===== Extracted records
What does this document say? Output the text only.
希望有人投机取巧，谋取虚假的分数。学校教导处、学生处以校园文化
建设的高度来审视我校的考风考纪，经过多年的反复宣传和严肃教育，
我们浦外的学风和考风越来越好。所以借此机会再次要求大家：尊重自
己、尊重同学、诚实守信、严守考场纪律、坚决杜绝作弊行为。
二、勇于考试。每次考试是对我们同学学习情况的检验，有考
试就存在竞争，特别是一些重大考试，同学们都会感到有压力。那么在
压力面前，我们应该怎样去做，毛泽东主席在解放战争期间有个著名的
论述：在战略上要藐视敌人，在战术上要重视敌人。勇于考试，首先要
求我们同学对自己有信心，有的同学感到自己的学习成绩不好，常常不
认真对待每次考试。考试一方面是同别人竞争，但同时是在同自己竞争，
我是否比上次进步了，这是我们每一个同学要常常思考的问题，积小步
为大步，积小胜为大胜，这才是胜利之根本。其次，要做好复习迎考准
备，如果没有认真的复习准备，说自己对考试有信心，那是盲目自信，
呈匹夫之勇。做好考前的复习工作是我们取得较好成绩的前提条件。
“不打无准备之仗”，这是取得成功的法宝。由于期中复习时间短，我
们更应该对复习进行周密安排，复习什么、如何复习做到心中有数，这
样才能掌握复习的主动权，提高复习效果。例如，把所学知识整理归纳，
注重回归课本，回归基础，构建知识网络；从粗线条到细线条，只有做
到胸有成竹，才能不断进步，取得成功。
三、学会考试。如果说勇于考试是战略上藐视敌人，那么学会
==========
__What you should do__
Reproduce all of the data exactly as given.

__Task answer__
What does this document say? Output the text only.
希望有人投机取巧，谋取虚假的分数。学校教导处、学生处以校园文化
建设的高度来审视我校的考风考纪，经过多年的反复宣传和严肃教育，
我们浦外的学风和考风越来越好。所以借此机会再次要求大家：尊重自
己、尊重同学、诚实守信、严守考场纪律、坚决杜绝作弊行为。
二、勇于考试。每次考试是对我们同学学习情况的检验，有考
试就存在竞争，特别是一些重大考试，同学们都会感到有压力。那么在
压力面前，我们应该怎样去做，毛泽东主席在解放战争期间有个著名的
论述：在战略上要藐视敌人，在战术上要重视敌人。勇于考试，首先要
求我们同学对自己有信心，有的同学感到自己的学习成绩不好，常常不
认真对待每次考试。考试一方面是同别人竞争，但同时是在同自己竞争，
我是否比上次进步了，这是我们每一个同学要常常思考的问题，积小步
为大步，积小胜为大胜，这才是胜利之根本。其次，要做好复习迎考准
备，如果没有认真的复习准备，说自己对考试有信心，那是盲目自信，
呈匹夫之勇。做好考前的复习工作是我们取得较好成绩的前提条件。
“不打无准备之仗”，这是取得成功的法宝。由于期中复习时间短，我
们更应该对复习进行周密安排，复习什么、如何复习做到心中有数，这
样才能掌握复习的主动权，提高复习效果。例如，把所学知识整理归纳，
注重回归课本，回归基础，构建知识网络；从粗线条到细线条，只有做
到胸有成竹，才能不断进步，取得成功。
三、学会考试。如果说勇于考试是战略上藐视敌人，那么学会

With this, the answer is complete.